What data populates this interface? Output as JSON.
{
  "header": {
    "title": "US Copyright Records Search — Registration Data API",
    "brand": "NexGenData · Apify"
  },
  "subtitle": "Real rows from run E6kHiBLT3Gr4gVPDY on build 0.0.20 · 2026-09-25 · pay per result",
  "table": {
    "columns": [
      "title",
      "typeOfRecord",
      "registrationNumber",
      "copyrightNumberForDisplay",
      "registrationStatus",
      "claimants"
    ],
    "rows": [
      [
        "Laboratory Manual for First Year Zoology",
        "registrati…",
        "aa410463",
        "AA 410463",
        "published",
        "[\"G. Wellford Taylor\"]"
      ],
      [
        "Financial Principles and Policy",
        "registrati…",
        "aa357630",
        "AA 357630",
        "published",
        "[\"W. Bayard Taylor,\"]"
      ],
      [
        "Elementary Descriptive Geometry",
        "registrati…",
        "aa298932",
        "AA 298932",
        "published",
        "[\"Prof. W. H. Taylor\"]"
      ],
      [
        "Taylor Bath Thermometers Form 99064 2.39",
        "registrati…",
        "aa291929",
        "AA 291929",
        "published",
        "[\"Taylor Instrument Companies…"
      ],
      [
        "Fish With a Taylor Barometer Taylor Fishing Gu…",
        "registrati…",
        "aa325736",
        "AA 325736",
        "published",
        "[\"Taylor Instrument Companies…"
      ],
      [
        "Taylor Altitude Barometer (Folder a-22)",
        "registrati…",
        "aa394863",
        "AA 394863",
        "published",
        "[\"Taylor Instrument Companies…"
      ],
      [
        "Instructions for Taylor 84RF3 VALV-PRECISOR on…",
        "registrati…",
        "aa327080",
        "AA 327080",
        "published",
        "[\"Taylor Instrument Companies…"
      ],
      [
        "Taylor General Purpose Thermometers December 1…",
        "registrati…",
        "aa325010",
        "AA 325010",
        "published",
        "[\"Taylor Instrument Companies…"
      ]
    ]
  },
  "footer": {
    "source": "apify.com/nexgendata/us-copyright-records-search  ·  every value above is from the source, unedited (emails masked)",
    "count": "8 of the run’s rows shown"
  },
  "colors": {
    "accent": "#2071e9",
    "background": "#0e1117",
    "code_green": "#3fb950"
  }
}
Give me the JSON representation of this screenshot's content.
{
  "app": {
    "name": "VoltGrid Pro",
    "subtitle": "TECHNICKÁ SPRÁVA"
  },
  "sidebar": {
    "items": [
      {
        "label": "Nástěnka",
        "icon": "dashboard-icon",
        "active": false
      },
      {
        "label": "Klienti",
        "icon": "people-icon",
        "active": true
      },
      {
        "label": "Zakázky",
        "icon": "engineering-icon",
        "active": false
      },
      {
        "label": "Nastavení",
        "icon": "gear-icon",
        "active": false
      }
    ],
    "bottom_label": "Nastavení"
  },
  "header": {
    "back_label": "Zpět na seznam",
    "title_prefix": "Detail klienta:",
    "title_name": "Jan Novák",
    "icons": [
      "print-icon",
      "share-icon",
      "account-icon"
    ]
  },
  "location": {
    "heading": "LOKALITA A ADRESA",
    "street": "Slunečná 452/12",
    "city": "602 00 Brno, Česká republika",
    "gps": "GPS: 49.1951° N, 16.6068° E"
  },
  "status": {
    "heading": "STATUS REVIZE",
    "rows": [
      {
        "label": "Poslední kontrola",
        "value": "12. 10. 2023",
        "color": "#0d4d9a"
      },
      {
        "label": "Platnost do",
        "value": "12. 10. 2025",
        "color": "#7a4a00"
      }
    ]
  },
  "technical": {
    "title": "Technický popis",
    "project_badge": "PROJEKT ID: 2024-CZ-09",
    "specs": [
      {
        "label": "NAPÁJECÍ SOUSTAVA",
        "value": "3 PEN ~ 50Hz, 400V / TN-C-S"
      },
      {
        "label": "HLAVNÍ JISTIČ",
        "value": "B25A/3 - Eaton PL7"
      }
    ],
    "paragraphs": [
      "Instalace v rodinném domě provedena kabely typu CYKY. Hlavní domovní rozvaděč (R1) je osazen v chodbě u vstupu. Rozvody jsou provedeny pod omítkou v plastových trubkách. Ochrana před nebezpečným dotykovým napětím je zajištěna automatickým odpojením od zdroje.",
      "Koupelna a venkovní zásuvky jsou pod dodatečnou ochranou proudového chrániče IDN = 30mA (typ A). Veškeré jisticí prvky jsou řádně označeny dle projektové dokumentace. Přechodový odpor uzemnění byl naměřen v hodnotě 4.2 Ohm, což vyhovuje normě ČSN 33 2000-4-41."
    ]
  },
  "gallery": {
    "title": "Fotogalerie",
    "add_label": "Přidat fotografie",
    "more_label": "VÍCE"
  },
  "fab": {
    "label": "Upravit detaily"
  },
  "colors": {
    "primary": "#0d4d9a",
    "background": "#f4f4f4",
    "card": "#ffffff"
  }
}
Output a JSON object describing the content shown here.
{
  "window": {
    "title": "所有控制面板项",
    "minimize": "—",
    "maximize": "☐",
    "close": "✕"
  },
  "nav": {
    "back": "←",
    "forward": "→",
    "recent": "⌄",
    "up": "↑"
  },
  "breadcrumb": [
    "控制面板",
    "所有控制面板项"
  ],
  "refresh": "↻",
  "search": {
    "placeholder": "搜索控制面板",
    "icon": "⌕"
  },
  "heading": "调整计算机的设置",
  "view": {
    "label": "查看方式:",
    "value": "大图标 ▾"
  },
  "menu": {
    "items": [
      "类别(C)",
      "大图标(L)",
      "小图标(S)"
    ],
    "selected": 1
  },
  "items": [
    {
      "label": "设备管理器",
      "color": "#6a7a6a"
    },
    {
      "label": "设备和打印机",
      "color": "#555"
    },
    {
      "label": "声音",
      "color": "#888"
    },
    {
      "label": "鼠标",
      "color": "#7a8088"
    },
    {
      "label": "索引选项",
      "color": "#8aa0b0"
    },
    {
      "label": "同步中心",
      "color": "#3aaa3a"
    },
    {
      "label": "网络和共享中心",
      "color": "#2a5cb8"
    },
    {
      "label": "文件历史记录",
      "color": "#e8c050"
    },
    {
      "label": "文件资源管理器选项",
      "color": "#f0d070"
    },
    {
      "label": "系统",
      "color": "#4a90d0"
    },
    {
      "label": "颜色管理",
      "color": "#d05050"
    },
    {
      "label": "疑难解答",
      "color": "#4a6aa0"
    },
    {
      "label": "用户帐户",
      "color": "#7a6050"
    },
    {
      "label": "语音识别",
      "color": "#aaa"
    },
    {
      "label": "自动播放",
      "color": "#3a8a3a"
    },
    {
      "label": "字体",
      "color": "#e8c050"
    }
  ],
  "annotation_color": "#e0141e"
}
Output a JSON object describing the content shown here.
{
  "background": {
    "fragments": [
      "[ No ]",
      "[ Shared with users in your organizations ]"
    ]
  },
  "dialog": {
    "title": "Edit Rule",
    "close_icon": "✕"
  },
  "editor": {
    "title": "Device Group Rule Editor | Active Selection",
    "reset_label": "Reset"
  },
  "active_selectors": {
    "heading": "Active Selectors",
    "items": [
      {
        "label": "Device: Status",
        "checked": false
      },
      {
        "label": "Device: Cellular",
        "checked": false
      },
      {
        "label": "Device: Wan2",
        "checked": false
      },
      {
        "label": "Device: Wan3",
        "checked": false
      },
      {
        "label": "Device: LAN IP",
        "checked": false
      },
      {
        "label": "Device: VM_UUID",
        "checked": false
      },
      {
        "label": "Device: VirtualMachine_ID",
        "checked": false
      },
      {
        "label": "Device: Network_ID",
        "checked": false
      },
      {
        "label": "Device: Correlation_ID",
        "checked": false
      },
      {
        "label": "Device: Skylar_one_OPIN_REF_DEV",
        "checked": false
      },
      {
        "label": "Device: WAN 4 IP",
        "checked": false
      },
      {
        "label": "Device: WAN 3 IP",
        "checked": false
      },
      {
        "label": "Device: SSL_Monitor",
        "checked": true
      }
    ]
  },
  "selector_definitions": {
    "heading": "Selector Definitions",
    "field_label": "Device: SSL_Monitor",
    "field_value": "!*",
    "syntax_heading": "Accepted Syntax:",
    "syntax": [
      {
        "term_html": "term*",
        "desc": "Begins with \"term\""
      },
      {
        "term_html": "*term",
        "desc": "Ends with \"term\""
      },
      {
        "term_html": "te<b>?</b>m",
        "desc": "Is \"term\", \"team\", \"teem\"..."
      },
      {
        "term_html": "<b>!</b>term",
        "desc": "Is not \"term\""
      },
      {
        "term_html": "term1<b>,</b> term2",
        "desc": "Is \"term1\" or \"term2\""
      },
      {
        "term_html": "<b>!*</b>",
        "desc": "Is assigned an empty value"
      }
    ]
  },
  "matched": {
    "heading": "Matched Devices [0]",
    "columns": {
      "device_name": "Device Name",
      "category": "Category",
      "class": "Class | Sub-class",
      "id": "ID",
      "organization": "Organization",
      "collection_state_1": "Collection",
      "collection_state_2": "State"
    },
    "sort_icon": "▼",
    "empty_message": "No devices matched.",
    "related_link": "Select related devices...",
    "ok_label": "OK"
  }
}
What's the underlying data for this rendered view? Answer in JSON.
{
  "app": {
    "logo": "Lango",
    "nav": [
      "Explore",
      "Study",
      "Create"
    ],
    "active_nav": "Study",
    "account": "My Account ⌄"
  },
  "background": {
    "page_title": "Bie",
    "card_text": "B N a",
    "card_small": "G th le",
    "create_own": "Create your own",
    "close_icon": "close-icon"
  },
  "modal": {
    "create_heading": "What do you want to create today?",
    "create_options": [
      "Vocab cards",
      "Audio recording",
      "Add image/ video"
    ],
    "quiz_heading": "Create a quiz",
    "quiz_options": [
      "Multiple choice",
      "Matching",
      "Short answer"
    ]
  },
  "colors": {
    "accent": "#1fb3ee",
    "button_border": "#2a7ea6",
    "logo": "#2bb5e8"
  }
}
================================
Exercise details:
Extract exactly the lines between the line containing "What's the underlying" and the end of the data, including both.

The response:
What's the underlying data for this rendered view? Answer in JSON.
{
  "app": {
    "logo": "Lango",
    "nav": [
      "Explore",
      "Study",
      "Create"
    ],
    "active_nav": "Study",
    "account": "My Account ⌄"
  },
  "background": {
    "page_title": "Bie",
    "card_text": "B N a",
    "card_small": "G th le",
    "create_own": "Create your own",
    "close_icon": "close-icon"
  },
  "modal": {
    "create_heading": "What do you want to create today?",
    "create_options": [
      "Vocab cards",
      "Audio recording",
      "Add image/ video"
    ],
    "quiz_heading": "Create a quiz",
    "quiz_options": [
      "Multiple choice",
      "Matching",
      "Short answer"
    ]
  },
  "colors": {
    "accent": "#1fb3ee",
    "button_border": "#2a7ea6",
    "logo": "#2bb5e8"
  }
}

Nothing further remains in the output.